• _Aim of the exercise_
Scan the lines below for the string "from" and report how many lines contain it, giving only the number.

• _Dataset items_
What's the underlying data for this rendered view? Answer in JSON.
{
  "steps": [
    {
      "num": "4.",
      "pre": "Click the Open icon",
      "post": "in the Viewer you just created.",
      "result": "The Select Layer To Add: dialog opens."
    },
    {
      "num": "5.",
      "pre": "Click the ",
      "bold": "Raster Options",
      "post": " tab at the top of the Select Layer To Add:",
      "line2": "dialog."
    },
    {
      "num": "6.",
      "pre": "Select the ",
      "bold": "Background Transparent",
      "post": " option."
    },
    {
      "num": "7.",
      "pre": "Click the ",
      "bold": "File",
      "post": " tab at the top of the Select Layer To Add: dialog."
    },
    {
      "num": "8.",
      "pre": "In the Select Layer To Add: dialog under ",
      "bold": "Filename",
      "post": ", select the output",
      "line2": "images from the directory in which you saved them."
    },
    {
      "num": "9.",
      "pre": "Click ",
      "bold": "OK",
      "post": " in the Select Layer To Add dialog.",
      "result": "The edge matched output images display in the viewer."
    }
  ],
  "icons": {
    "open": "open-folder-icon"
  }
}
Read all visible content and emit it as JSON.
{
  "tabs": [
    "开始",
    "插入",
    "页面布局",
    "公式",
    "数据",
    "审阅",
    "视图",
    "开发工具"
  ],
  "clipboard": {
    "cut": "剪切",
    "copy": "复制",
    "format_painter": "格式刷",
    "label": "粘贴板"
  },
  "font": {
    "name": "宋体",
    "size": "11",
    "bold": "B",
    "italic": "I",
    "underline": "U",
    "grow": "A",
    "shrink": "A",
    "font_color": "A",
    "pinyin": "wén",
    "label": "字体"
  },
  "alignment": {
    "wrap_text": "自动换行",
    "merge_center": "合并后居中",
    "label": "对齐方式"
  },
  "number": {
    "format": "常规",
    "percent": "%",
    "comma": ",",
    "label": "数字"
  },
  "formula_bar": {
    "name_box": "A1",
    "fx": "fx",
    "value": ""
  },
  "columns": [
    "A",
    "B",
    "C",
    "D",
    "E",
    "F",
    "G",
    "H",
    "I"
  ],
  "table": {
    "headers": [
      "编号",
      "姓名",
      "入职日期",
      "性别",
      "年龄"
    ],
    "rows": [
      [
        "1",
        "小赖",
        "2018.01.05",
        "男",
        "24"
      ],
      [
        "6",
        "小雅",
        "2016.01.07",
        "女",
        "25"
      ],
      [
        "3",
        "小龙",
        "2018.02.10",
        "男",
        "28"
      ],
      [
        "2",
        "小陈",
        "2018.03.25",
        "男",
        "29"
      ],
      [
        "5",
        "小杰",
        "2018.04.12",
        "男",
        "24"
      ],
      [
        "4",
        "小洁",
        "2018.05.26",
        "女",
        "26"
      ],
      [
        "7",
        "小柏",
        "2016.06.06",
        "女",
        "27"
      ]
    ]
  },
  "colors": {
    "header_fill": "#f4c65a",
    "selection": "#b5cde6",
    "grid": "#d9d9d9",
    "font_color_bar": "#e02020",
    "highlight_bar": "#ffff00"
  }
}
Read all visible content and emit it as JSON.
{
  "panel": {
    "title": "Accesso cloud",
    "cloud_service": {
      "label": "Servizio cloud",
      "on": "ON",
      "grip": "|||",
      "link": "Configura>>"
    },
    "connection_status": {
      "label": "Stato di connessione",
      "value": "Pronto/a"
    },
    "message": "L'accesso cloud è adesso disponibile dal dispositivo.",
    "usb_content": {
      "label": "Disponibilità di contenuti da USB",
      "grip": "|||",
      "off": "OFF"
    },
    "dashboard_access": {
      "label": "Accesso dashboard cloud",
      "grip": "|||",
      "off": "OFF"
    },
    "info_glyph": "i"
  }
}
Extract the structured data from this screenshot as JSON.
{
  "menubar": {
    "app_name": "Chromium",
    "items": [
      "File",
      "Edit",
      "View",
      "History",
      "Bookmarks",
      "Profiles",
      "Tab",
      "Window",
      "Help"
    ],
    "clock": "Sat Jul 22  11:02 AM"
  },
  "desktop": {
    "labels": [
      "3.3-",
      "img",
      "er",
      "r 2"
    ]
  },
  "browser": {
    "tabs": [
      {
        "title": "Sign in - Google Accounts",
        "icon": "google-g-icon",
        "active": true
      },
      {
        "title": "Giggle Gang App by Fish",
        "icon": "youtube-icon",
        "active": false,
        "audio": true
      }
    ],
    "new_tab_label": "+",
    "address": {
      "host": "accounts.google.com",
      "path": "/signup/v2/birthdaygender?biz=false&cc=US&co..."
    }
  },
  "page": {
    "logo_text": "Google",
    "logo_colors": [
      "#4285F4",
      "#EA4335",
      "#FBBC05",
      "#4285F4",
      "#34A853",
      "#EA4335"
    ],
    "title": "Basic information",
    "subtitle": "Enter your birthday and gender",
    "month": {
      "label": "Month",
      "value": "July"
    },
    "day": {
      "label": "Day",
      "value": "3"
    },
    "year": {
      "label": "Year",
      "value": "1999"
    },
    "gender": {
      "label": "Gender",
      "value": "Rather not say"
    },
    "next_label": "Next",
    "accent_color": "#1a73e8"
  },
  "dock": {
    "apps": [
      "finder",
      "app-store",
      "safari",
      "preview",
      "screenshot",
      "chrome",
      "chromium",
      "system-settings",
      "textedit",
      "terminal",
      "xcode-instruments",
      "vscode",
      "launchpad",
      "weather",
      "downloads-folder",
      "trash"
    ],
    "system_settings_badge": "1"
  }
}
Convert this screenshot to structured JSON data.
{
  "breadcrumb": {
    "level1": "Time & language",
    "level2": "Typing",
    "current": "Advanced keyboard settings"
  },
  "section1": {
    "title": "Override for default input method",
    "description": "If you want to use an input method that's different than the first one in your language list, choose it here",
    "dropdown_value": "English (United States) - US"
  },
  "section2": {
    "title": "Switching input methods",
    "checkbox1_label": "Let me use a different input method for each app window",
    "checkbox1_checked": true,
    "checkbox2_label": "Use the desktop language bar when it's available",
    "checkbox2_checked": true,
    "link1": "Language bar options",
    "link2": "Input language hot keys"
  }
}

• _Problem solution_
2